---------- Information shown

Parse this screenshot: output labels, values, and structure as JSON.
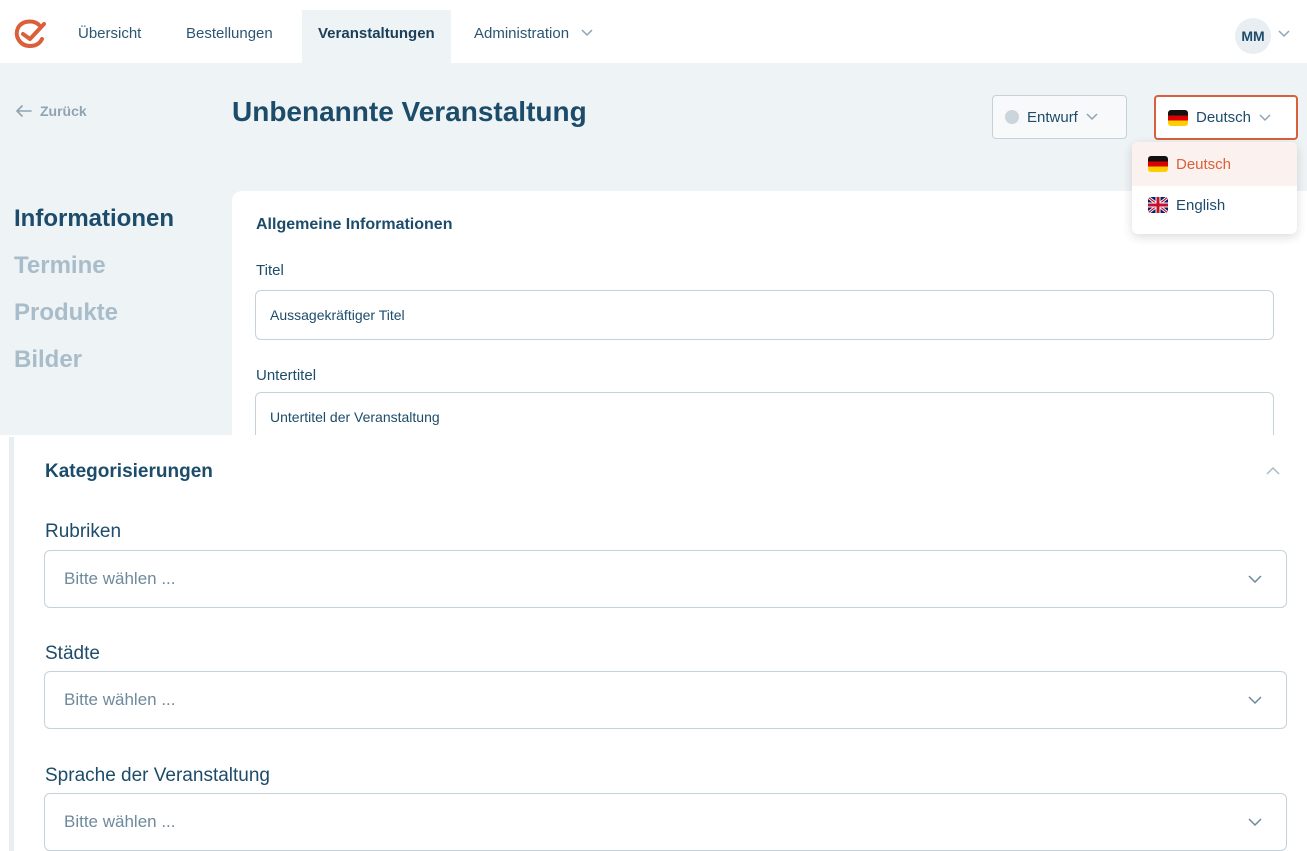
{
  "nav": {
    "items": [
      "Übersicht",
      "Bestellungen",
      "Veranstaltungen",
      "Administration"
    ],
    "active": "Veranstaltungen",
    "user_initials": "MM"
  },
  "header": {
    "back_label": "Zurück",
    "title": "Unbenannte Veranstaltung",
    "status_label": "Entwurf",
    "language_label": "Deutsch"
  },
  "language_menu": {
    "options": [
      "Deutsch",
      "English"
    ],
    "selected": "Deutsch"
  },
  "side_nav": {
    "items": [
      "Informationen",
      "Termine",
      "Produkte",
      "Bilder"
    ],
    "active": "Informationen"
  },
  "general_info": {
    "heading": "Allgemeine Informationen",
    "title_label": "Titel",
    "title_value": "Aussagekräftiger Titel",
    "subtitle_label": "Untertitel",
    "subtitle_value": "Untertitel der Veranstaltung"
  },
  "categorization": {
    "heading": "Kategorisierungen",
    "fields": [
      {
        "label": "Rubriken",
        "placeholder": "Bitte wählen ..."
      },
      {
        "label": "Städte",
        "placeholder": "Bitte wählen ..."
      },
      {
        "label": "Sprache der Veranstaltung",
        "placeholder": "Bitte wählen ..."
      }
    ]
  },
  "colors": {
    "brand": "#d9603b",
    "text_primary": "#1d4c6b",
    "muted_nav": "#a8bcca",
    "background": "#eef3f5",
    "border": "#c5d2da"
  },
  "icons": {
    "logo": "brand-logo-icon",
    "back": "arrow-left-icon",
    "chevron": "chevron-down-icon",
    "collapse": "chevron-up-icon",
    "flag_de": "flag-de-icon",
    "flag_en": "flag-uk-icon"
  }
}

--------------------
---------- Information shown

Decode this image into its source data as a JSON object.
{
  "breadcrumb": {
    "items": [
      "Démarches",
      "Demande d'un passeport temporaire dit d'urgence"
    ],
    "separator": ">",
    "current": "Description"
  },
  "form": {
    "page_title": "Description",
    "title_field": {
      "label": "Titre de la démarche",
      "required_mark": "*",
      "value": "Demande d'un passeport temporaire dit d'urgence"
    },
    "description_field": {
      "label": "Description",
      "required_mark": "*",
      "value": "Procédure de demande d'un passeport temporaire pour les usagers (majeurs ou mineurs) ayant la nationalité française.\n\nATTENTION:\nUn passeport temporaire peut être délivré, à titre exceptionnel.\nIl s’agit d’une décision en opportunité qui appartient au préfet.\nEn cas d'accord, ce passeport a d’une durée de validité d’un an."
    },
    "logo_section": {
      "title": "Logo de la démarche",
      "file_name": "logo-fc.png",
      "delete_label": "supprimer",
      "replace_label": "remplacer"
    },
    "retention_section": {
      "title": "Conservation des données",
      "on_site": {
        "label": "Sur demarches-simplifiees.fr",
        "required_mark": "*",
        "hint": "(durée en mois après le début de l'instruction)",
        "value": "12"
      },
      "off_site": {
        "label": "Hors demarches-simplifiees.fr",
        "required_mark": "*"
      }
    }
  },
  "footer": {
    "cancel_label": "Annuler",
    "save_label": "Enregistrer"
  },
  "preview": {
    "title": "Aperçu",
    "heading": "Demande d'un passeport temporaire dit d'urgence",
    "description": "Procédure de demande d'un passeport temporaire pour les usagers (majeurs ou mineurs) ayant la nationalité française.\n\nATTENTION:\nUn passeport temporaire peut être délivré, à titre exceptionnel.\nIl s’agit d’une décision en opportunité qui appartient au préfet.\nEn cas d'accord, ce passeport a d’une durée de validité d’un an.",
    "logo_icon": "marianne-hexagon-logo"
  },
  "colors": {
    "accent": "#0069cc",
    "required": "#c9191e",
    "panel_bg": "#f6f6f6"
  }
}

--------------------

Work to do
Extract every line of the records above that contains the word "Veranstaltungen".

Result
      "Veranstaltungen",
    "active": "Veranstaltungen",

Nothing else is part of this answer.